──────── Rows ────────

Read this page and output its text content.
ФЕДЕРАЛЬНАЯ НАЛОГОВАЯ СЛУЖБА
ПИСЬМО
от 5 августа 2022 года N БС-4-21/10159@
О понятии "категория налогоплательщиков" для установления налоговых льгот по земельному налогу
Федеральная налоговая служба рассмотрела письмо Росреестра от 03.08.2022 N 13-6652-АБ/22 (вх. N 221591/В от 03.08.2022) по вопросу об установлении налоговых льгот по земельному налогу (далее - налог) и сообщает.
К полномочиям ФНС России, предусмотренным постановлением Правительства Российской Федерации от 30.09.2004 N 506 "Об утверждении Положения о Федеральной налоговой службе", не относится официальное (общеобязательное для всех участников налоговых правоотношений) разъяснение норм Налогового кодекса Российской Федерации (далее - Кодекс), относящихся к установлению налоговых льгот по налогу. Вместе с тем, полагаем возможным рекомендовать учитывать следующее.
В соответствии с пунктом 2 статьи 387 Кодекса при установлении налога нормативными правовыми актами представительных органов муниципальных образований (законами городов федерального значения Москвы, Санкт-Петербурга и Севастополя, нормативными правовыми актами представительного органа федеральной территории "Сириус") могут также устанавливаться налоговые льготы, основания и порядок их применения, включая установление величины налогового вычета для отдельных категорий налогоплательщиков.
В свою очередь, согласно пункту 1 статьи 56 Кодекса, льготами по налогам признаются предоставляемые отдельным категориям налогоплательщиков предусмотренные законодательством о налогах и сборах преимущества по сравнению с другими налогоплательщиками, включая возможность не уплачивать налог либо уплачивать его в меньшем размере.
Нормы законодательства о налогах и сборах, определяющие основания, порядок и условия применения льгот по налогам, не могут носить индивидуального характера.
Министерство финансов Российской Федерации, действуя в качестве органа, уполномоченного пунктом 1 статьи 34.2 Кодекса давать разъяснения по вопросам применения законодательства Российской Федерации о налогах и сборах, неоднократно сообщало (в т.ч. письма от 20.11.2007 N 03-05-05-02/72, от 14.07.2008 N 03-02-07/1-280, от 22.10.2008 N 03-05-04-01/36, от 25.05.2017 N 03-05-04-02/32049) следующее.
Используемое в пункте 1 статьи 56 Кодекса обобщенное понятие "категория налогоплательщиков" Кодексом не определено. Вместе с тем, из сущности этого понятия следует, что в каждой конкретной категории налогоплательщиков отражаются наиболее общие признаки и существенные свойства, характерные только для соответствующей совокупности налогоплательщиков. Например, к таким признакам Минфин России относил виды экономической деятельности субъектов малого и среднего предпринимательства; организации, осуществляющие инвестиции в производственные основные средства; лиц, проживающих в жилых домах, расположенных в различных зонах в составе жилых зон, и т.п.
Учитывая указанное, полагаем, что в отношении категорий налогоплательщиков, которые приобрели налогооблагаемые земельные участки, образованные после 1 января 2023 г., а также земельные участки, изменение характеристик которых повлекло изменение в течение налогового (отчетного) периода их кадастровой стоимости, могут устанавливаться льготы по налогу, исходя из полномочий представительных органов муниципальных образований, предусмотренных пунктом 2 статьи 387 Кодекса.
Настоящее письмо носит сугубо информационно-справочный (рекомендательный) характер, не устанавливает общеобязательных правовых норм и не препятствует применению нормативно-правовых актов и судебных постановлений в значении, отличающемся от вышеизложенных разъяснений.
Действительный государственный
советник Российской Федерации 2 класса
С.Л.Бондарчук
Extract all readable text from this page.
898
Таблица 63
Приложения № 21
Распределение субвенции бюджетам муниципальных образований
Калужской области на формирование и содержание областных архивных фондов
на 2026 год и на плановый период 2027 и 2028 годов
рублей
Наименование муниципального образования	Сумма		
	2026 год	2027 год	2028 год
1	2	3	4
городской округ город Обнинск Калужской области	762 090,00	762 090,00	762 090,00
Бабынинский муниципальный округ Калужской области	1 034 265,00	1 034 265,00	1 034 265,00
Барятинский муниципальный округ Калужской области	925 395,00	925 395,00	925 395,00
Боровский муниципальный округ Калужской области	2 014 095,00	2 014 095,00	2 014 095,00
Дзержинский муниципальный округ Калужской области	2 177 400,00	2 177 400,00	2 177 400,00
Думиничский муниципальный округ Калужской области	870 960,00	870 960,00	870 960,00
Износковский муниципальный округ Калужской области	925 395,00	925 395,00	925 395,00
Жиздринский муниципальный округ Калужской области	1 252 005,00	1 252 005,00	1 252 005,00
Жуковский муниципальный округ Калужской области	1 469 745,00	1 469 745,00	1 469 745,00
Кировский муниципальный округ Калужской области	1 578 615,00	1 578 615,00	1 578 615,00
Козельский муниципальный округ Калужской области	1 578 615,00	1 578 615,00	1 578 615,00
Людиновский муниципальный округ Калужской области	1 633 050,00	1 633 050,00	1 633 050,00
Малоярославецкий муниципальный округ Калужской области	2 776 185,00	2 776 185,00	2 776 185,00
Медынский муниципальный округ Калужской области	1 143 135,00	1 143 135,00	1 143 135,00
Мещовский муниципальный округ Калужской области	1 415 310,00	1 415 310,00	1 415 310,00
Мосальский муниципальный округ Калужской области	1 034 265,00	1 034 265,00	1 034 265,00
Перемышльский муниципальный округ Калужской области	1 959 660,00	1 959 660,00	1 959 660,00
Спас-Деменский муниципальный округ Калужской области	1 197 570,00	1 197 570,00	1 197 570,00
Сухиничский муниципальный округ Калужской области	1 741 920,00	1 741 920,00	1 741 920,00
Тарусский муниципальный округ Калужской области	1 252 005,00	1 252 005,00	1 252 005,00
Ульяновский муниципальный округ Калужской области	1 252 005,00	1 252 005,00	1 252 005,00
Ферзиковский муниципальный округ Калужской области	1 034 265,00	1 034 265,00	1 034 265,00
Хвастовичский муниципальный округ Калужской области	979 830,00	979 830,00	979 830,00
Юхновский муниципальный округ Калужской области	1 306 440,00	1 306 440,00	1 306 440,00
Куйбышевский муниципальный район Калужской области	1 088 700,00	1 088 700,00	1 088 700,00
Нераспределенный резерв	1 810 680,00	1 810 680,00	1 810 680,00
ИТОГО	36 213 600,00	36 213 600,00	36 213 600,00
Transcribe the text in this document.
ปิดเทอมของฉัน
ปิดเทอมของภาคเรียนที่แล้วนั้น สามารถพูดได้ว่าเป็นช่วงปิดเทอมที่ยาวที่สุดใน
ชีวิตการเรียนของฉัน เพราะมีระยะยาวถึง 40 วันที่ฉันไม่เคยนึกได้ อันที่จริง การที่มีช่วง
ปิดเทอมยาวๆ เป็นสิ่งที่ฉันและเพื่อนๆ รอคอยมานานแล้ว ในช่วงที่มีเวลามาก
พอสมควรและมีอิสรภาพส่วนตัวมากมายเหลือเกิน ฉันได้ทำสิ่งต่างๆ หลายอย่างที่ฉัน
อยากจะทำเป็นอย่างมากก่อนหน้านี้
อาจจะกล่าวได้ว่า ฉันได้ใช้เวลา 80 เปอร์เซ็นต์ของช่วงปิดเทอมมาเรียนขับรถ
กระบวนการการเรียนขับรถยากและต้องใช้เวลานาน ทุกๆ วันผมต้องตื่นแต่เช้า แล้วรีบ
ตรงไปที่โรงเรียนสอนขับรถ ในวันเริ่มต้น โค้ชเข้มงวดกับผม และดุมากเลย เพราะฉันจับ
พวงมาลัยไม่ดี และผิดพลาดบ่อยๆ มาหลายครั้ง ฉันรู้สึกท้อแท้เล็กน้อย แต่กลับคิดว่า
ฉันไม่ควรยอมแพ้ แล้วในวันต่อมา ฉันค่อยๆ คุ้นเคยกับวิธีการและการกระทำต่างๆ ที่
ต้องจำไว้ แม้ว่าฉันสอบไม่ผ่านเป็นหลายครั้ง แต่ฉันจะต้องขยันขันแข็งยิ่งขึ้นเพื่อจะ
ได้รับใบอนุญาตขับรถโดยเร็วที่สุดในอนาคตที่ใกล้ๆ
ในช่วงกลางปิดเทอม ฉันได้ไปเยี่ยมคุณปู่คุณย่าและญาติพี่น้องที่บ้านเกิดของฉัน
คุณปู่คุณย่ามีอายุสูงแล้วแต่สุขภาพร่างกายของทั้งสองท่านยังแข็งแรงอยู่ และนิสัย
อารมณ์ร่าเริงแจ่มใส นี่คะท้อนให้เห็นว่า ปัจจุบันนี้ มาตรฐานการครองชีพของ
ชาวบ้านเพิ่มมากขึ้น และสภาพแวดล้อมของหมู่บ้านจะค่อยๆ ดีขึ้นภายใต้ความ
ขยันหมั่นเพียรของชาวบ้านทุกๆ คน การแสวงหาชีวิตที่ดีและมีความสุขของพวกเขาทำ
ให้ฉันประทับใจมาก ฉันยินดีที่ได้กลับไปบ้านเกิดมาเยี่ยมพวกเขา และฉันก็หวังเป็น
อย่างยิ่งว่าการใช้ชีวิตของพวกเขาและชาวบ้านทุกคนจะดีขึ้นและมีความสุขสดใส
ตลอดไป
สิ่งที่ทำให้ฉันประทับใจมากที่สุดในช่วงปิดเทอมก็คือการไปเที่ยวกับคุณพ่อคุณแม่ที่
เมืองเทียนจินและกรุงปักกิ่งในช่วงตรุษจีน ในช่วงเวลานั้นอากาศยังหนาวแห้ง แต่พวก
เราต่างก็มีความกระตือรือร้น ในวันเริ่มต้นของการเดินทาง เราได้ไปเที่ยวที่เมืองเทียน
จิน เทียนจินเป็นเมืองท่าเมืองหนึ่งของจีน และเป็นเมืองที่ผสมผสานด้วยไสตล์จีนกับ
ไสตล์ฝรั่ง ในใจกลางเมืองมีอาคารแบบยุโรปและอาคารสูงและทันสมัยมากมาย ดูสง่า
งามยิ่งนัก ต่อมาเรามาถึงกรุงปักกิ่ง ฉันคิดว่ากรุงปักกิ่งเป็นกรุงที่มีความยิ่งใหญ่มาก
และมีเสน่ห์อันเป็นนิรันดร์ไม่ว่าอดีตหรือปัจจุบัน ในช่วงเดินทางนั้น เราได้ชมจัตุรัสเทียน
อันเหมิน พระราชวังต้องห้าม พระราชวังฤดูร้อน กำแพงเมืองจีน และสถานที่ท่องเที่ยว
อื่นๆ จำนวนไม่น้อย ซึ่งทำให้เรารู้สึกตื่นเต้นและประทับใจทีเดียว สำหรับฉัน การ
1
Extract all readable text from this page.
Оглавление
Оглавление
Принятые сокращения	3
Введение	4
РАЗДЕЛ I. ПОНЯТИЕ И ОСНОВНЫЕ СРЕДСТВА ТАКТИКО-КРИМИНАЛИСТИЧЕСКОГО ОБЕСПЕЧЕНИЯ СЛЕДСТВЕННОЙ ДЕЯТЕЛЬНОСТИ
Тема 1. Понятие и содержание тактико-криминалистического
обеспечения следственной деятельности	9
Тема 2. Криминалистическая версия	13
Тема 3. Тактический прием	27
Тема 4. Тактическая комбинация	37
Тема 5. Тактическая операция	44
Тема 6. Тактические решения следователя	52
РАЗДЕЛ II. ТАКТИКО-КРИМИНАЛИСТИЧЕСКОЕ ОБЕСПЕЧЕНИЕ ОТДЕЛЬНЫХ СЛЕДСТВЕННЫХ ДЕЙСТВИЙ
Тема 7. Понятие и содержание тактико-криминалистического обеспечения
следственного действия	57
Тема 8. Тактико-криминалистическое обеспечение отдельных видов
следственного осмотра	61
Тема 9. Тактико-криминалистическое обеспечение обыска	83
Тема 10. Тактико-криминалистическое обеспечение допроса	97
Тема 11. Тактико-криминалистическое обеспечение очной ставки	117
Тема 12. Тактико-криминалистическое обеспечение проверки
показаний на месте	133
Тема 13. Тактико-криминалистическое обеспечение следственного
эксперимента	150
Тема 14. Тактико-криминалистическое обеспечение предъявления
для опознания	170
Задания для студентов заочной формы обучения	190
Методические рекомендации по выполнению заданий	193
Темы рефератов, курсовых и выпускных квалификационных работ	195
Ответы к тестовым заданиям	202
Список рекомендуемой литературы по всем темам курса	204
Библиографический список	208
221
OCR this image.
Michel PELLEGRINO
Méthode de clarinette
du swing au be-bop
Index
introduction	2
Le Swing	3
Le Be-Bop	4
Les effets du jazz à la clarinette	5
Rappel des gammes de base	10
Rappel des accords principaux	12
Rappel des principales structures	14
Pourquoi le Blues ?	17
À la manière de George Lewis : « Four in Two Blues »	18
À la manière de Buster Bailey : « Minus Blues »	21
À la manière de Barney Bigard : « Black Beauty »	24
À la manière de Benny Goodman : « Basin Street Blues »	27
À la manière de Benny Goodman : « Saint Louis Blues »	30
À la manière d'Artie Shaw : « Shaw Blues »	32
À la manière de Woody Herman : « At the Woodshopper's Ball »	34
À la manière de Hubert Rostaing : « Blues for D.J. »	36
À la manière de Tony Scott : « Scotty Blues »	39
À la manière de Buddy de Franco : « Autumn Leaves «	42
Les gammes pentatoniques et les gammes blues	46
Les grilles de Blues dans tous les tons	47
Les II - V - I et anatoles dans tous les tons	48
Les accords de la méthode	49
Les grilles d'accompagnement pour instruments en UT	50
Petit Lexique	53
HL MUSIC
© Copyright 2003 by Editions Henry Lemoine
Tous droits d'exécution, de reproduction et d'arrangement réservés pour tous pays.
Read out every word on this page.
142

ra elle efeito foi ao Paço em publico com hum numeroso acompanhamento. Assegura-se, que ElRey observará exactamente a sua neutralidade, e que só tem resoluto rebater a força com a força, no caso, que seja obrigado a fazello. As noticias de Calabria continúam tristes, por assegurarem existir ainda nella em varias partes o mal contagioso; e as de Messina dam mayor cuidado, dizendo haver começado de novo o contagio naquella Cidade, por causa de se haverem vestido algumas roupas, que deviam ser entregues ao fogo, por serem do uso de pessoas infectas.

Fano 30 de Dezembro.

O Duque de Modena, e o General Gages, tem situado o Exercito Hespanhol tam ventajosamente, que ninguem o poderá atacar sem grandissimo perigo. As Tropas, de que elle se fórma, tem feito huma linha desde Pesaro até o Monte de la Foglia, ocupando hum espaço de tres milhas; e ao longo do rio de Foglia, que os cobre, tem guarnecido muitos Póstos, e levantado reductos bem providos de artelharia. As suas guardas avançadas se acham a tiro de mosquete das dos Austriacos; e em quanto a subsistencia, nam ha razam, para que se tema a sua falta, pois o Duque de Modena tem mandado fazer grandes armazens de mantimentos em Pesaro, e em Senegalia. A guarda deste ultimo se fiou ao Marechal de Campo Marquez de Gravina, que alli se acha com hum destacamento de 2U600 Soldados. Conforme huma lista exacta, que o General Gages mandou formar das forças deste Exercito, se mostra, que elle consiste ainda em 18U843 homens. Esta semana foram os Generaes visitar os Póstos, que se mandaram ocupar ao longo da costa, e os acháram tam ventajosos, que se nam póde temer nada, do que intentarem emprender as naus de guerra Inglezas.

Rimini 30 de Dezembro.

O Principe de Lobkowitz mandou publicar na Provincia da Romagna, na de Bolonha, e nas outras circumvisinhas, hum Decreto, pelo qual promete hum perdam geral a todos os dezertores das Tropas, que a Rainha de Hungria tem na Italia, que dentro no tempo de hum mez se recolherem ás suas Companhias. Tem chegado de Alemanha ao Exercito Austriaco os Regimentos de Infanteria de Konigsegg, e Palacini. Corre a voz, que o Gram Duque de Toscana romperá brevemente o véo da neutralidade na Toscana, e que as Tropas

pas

────────

Required task
Collect every line from the records above that contains the word "เราได".

Task answer
เราต่างก็มีความกระตือรือร้น ในวันเริ่มต้นของการเดินทาง เราได้ไปเที่ยวที่เมืองเทียน
และมีเสน่ห์อันเป็นนิรันดร์ไม่ว่าอดีตหรือปัจจุบัน ในช่วงเดินทางนั้น เราได้ชมจัตุรัสเทียน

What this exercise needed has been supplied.